Exercise details:
Report all lines holding "JSON".

Data for the task:

——————————

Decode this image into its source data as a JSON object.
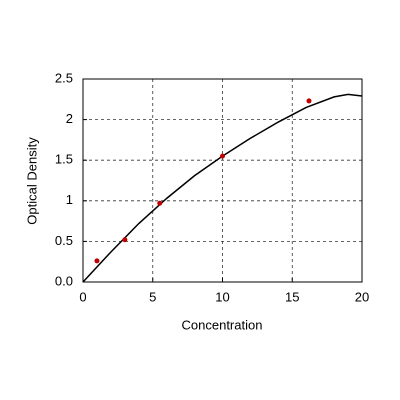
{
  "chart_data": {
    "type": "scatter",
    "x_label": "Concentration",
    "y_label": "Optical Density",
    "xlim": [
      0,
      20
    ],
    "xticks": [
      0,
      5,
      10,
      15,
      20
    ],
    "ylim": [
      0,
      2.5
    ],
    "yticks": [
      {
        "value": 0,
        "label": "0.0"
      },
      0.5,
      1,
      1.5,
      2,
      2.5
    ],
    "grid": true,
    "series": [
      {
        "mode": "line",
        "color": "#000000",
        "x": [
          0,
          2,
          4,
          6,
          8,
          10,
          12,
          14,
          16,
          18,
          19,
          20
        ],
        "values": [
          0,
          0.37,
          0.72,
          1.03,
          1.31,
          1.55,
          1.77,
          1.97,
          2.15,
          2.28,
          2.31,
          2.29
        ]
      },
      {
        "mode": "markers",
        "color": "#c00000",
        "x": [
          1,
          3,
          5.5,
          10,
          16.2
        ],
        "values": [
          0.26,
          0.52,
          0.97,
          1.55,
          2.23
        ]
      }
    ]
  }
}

——————————

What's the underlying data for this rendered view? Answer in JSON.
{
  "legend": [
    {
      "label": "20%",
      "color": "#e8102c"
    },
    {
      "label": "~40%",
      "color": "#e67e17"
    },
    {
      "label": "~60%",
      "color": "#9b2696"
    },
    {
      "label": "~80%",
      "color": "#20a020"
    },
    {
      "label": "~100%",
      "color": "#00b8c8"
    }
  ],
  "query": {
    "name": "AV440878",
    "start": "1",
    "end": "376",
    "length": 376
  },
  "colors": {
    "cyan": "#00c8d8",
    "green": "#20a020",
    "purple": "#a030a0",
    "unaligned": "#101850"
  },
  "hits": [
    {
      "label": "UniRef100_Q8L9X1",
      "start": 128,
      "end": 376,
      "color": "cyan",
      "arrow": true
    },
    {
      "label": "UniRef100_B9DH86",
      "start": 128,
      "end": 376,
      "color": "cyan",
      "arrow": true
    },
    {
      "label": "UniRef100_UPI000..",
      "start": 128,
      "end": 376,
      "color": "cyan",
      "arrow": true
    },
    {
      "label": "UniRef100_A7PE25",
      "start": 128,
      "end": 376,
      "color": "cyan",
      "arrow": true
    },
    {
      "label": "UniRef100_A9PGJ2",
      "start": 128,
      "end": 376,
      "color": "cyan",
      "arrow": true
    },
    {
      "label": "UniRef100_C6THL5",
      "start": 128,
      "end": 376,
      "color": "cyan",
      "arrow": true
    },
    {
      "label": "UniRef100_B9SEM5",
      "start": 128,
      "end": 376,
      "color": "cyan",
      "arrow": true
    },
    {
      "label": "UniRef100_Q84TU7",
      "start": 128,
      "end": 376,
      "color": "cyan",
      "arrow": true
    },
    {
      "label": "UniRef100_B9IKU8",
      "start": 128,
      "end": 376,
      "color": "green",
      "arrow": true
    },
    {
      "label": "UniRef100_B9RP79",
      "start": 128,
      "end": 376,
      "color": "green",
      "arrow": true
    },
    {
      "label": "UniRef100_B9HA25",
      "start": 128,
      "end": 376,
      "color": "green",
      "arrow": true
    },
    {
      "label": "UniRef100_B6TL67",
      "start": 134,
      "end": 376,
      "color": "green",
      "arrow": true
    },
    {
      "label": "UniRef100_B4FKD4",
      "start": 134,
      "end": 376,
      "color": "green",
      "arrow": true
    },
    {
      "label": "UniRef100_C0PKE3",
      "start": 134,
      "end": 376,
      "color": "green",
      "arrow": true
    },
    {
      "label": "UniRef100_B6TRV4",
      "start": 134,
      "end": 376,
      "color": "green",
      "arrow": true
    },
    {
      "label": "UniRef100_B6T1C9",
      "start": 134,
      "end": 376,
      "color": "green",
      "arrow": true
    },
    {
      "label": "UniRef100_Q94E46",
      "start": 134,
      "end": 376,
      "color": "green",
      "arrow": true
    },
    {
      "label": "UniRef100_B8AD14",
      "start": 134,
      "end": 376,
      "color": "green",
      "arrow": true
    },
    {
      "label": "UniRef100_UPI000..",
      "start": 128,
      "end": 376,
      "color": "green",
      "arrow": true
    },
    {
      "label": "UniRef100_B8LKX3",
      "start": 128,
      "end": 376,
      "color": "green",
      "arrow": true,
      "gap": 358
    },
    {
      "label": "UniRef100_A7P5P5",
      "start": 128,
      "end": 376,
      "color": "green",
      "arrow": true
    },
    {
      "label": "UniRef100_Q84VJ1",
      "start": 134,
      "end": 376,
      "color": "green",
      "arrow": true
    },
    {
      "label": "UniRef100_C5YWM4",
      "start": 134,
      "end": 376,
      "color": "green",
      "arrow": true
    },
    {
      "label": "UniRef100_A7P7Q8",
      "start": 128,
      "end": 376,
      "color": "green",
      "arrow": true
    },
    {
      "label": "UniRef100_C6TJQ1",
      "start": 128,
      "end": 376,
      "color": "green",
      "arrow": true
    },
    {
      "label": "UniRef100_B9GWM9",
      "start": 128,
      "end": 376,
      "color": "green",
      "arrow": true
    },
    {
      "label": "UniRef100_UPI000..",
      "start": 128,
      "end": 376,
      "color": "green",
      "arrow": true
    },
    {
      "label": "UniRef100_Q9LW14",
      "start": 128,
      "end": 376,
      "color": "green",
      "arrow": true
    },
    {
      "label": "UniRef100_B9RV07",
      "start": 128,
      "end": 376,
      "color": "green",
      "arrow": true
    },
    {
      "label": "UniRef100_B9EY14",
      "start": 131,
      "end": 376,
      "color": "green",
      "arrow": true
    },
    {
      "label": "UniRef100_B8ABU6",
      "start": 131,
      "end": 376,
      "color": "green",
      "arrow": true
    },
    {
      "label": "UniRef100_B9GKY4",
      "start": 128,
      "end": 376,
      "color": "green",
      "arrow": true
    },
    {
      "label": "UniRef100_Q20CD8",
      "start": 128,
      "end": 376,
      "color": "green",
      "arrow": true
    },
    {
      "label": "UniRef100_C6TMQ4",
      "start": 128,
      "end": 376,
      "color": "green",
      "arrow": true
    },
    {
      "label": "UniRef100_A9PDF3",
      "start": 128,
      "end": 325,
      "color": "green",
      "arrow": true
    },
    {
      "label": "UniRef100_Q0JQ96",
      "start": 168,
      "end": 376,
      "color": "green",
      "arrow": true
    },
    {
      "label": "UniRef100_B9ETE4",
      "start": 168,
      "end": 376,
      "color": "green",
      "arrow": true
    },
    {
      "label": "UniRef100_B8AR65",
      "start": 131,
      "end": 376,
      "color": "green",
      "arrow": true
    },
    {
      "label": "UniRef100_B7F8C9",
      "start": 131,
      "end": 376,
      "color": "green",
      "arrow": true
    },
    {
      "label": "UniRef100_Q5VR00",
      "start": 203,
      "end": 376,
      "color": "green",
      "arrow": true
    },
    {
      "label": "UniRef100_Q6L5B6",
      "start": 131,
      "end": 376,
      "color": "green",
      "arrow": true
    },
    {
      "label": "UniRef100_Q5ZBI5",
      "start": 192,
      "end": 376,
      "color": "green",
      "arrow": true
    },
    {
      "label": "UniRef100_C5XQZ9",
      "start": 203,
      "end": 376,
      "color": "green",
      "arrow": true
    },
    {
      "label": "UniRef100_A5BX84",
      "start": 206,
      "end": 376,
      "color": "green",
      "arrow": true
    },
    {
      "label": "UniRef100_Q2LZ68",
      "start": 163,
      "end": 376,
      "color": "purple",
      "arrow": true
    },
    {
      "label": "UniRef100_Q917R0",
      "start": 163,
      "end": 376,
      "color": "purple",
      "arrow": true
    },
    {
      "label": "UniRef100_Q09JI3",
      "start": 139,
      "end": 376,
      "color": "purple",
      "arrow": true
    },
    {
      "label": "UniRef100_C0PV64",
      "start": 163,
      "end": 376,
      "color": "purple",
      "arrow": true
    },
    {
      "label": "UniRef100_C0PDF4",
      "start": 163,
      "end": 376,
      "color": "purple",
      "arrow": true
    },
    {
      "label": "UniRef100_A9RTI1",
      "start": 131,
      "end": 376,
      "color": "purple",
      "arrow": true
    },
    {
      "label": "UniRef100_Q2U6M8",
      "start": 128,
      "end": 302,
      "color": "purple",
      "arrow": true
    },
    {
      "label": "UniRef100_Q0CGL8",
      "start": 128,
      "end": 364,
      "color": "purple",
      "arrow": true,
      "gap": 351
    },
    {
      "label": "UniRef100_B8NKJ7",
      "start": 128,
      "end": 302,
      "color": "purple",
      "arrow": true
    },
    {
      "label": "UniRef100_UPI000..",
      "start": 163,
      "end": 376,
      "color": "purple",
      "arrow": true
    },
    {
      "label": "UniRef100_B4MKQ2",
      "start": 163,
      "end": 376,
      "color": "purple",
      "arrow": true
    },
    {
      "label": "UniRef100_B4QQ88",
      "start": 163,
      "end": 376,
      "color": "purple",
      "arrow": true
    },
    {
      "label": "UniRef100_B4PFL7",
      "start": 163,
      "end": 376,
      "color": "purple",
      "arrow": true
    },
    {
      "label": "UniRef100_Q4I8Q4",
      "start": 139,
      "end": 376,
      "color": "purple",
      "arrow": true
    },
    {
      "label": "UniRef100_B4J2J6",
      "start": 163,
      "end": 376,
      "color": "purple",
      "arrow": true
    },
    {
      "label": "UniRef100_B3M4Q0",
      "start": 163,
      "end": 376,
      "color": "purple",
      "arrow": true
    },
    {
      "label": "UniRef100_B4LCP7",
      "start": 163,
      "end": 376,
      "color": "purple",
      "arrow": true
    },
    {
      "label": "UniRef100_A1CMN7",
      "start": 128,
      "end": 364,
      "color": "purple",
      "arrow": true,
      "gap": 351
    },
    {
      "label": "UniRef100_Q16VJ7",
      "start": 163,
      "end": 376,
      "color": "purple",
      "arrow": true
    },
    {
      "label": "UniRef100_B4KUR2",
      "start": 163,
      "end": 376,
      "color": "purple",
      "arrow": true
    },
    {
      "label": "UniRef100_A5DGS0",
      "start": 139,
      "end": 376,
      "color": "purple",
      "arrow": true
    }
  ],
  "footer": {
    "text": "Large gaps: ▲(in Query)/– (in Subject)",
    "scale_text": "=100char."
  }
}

——————————

Output of the exercise:
Decode this image into its source data as a JSON object.
What's the underlying data for this rendered view? Answer in JSON.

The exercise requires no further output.